── RECORDED INFORMATION

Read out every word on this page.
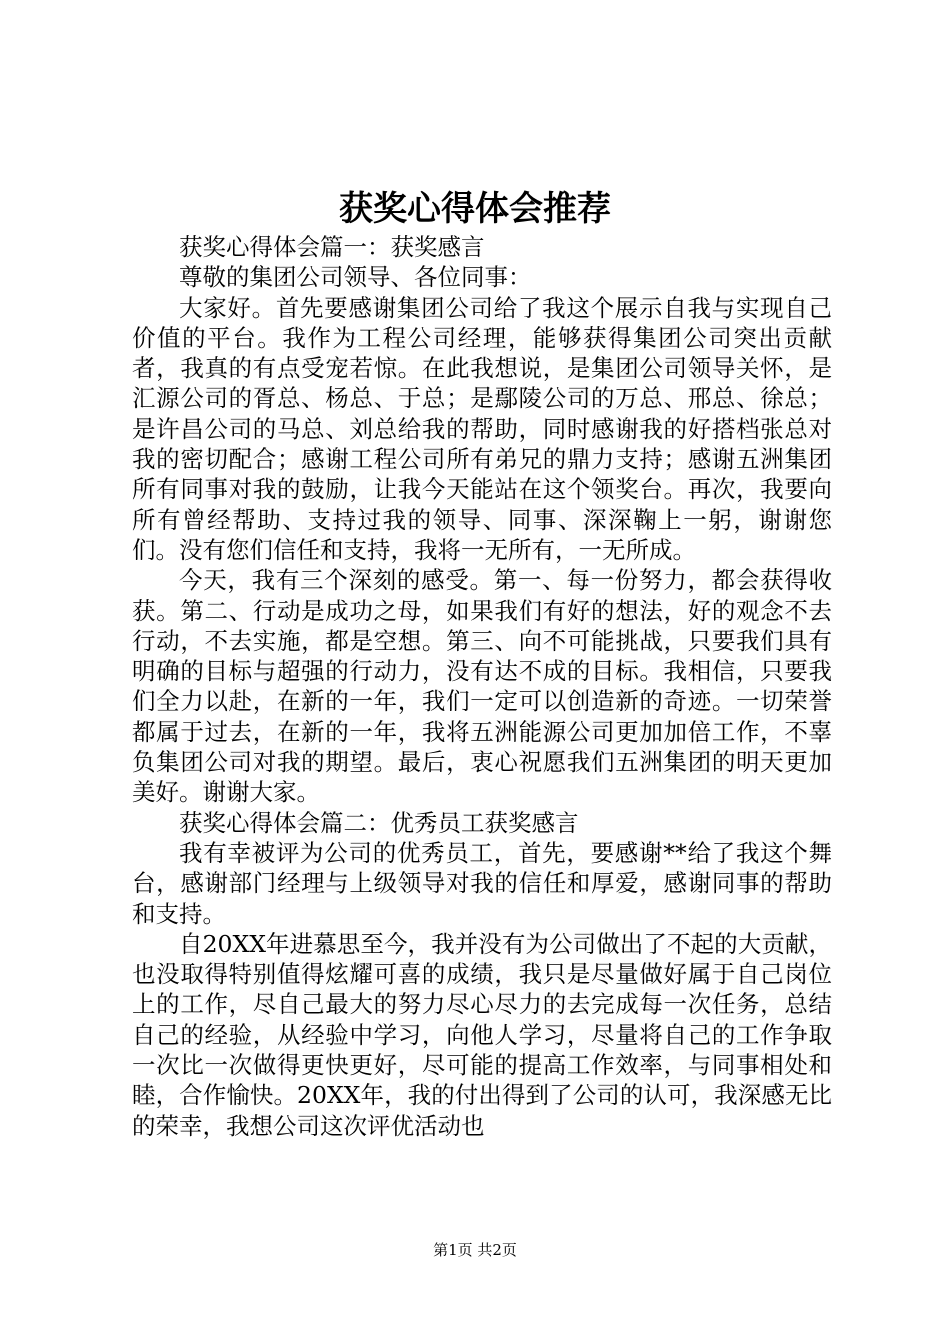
获奖心得体会推荐

获奖心得体会篇一：获奖感言

尊敬的集团公司领导、各位同事：

大家好。首先要感谢集团公司给了我这个展示自我与实现自己价值的平台。我作为工程公司经理，能够获得集团公司突出贡献者，我真的有点受宠若惊。在此我想说，是集团公司领导关怀，是汇源公司的胥总、杨总、于总；是鄢陵公司的万总、邢总、徐总；是许昌公司的马总、刘总给我的帮助，同时感谢我的好搭档张总对我的密切配合；感谢工程公司所有弟兄的鼎力支持；感谢五洲集团所有同事对我的鼓励，让我今天能站在这个领奖台。再次，我要向所有曾经帮助、支持过我的领导、同事、深深鞠上一躬，谢谢您们。没有您们信任和支持，我将一无所有，一无所成。

今天，我有三个深刻的感受。第一、每一份努力，都会获得收获。第二、行动是成功之母，如果我们有好的想法，好的观念不去行动，不去实施，都是空想。第三、向不可能挑战，只要我们具有明确的目标与超强的行动力，没有达不成的目标。我相信，只要我们全力以赴，在新的一年，我们一定可以创造新的奇迹。一切荣誉都属于过去，在新的一年，我将五洲能源公司更加加倍工作，不辜负集团公司对我的期望。最后，衷心祝愿我们五洲集团的明天更加美好。谢谢大家。

获奖心得体会篇二：优秀员工获奖感言

我有幸被评为公司的优秀员工，首先，要感谢**给了我这个舞台，感谢部门经理与上级领导对我的信任和厚爱，感谢同事的帮助和支持。

自20XX年进慕思至今，我并没有为公司做出了不起的大贡献，也没取得特别值得炫耀可喜的成绩，我只是尽量做好属于自己岗位上的工作，尽自己最大的努力尽心尽力的去完成每一次任务，总结自己的经验，从经验中学习，向他人学习，尽量将自己的工作争取一次比一次做得更快更好，尽可能的提高工作效率，与同事相处和睦，合作愉快。20XX年，我的付出得到了公司的认可，我深感无比的荣幸，我想公司这次评优活动也

第1页 共2页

────

▸ OBJECTIVE
Reproduce each line exactly, please, except for any pictures.

▸ WRITTEN SOLUTION
Read out every word on this page.
获奖心得体会推荐

获奖心得体会篇一：获奖感言

尊敬的集团公司领导、各位同事：

大家好。首先要感谢集团公司给了我这个展示自我与实现自己价值的平台。我作为工程公司经理，能够获得集团公司突出贡献者，我真的有点受宠若惊。在此我想说，是集团公司领导关怀，是汇源公司的胥总、杨总、于总；是鄢陵公司的万总、邢总、徐总；是许昌公司的马总、刘总给我的帮助，同时感谢我的好搭档张总对我的密切配合；感谢工程公司所有弟兄的鼎力支持；感谢五洲集团所有同事对我的鼓励，让我今天能站在这个领奖台。再次，我要向所有曾经帮助、支持过我的领导、同事、深深鞠上一躬，谢谢您们。没有您们信任和支持，我将一无所有，一无所成。

今天，我有三个深刻的感受。第一、每一份努力，都会获得收获。第二、行动是成功之母，如果我们有好的想法，好的观念不去行动，不去实施，都是空想。第三、向不可能挑战，只要我们具有明确的目标与超强的行动力，没有达不成的目标。我相信，只要我们全力以赴，在新的一年，我们一定可以创造新的奇迹。一切荣誉都属于过去，在新的一年，我将五洲能源公司更加加倍工作，不辜负集团公司对我的期望。最后，衷心祝愿我们五洲集团的明天更加美好。谢谢大家。

获奖心得体会篇二：优秀员工获奖感言

我有幸被评为公司的优秀员工，首先，要感谢**给了我这个舞台，感谢部门经理与上级领导对我的信任和厚爱，感谢同事的帮助和支持。

自20XX年进慕思至今，我并没有为公司做出了不起的大贡献，也没取得特别值得炫耀可喜的成绩，我只是尽量做好属于自己岗位上的工作，尽自己最大的努力尽心尽力的去完成每一次任务，总结自己的经验，从经验中学习，向他人学习，尽量将自己的工作争取一次比一次做得更快更好，尽可能的提高工作效率，与同事相处和睦，合作愉快。20XX年，我的付出得到了公司的认可，我深感无比的荣幸，我想公司这次评优活动也

第1页 共2页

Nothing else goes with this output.